▸ DIRECTIONS FOR THIS TASK
Will you write out the data exactly, excluding every picture?
>>>
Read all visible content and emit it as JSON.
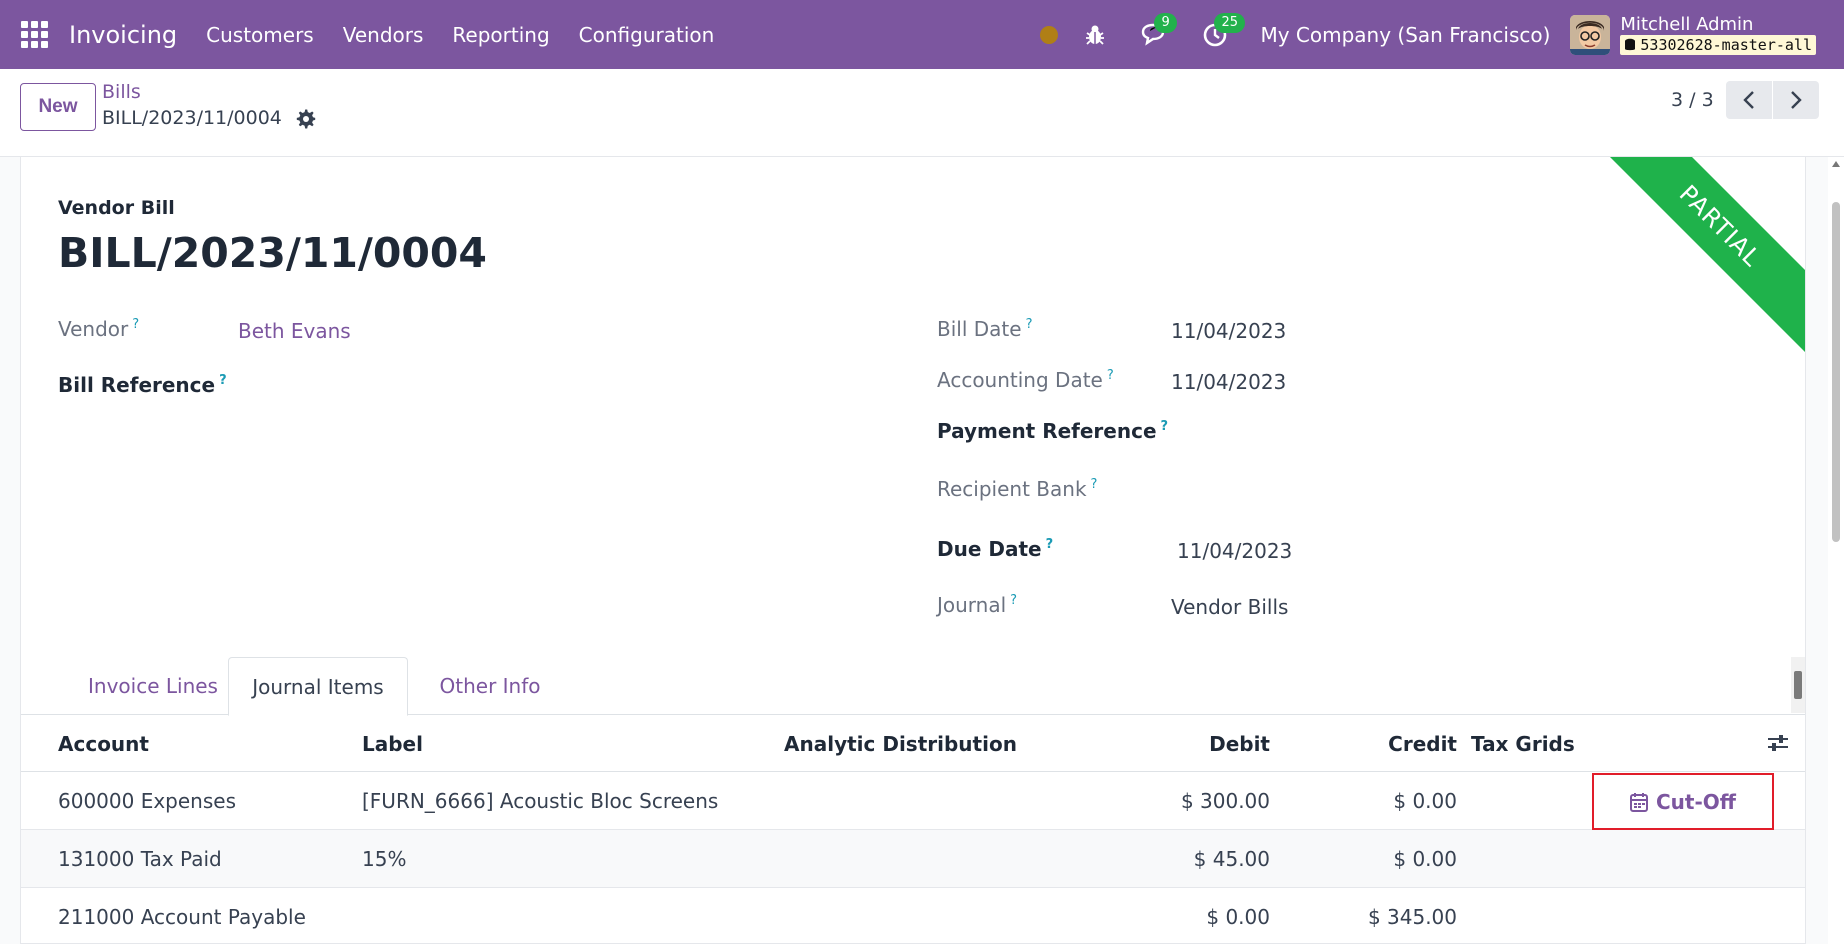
{
  "navbar": {
    "brand": "Invoicing",
    "menu": [
      "Customers",
      "Vendors",
      "Reporting",
      "Configuration"
    ],
    "messages_badge": "9",
    "activities_badge": "25",
    "company": "My Company (San Francisco)",
    "user_name": "Mitchell Admin",
    "db_name": "53302628-master-all"
  },
  "control_panel": {
    "new_label": "New",
    "breadcrumb": "Bills",
    "record_name": "BILL/2023/11/0004",
    "pager": "3 / 3"
  },
  "form": {
    "doc_type": "Vendor Bill",
    "title": "BILL/2023/11/0004",
    "ribbon": "PARTIAL",
    "help_mark": "?",
    "left_fields": {
      "vendor_label": "Vendor",
      "vendor_value": "Beth Evans",
      "bill_reference_label": "Bill Reference"
    },
    "right_fields": {
      "bill_date_label": "Bill Date",
      "bill_date_value": "11/04/2023",
      "accounting_date_label": "Accounting Date",
      "accounting_date_value": "11/04/2023",
      "payment_reference_label": "Payment Reference",
      "recipient_bank_label": "Recipient Bank",
      "due_date_label": "Due Date",
      "due_date_value": "11/04/2023",
      "journal_label": "Journal",
      "journal_value": "Vendor Bills"
    }
  },
  "tabs": [
    "Invoice Lines",
    "Journal Items",
    "Other Info"
  ],
  "active_tab": "Journal Items",
  "journal_items": {
    "columns": [
      "Account",
      "Label",
      "Analytic Distribution",
      "Debit",
      "Credit",
      "Tax Grids"
    ],
    "rows": [
      {
        "account": "600000 Expenses",
        "label": "[FURN_6666] Acoustic Bloc Screens",
        "debit": "$ 300.00",
        "credit": "$ 0.00"
      },
      {
        "account": "131000 Tax Paid",
        "label": "15%",
        "debit": "$ 45.00",
        "credit": "$ 0.00"
      },
      {
        "account": "211000 Account Payable",
        "label": "",
        "debit": "$ 0.00",
        "credit": "$ 345.00"
      }
    ],
    "cutoff_label": "Cut-Off"
  },
  "colors": {
    "brand": "#7c569f",
    "ribbon": "#1fb24b",
    "badge": "#22b14c",
    "highlight": "#e11d2a"
  }
}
<<<
▸ TASK SOLUTION
Read all visible content and emit it as JSON.
{
  "navbar": {
    "brand": "Invoicing",
    "menu": [
      "Customers",
      "Vendors",
      "Reporting",
      "Configuration"
    ],
    "messages_badge": "9",
    "activities_badge": "25",
    "company": "My Company (San Francisco)",
    "user_name": "Mitchell Admin",
    "db_name": "53302628-master-all"
  },
  "control_panel": {
    "new_label": "New",
    "breadcrumb": "Bills",
    "record_name": "BILL/2023/11/0004",
    "pager": "3 / 3"
  },
  "form": {
    "doc_type": "Vendor Bill",
    "title": "BILL/2023/11/0004",
    "ribbon": "PARTIAL",
    "help_mark": "?",
    "left_fields": {
      "vendor_label": "Vendor",
      "vendor_value": "Beth Evans",
      "bill_reference_label": "Bill Reference"
    },
    "right_fields": {
      "bill_date_label": "Bill Date",
      "bill_date_value": "11/04/2023",
      "accounting_date_label": "Accounting Date",
      "accounting_date_value": "11/04/2023",
      "payment_reference_label": "Payment Reference",
      "recipient_bank_label": "Recipient Bank",
      "due_date_label": "Due Date",
      "due_date_value": "11/04/2023",
      "journal_label": "Journal",
      "journal_value": "Vendor Bills"
    }
  },
  "tabs": [
    "Invoice Lines",
    "Journal Items",
    "Other Info"
  ],
  "active_tab": "Journal Items",
  "journal_items": {
    "columns": [
      "Account",
      "Label",
      "Analytic Distribution",
      "Debit",
      "Credit",
      "Tax Grids"
    ],
    "rows": [
      {
        "account": "600000 Expenses",
        "label": "[FURN_6666] Acoustic Bloc Screens",
        "debit": "$ 300.00",
        "credit": "$ 0.00"
      },
      {
        "account": "131000 Tax Paid",
        "label": "15%",
        "debit": "$ 45.00",
        "credit": "$ 0.00"
      },
      {
        "account": "211000 Account Payable",
        "label": "",
        "debit": "$ 0.00",
        "credit": "$ 345.00"
      }
    ],
    "cutoff_label": "Cut-Off"
  },
  "colors": {
    "brand": "#7c569f",
    "ribbon": "#1fb24b",
    "badge": "#22b14c",
    "highlight": "#e11d2a"
  }
}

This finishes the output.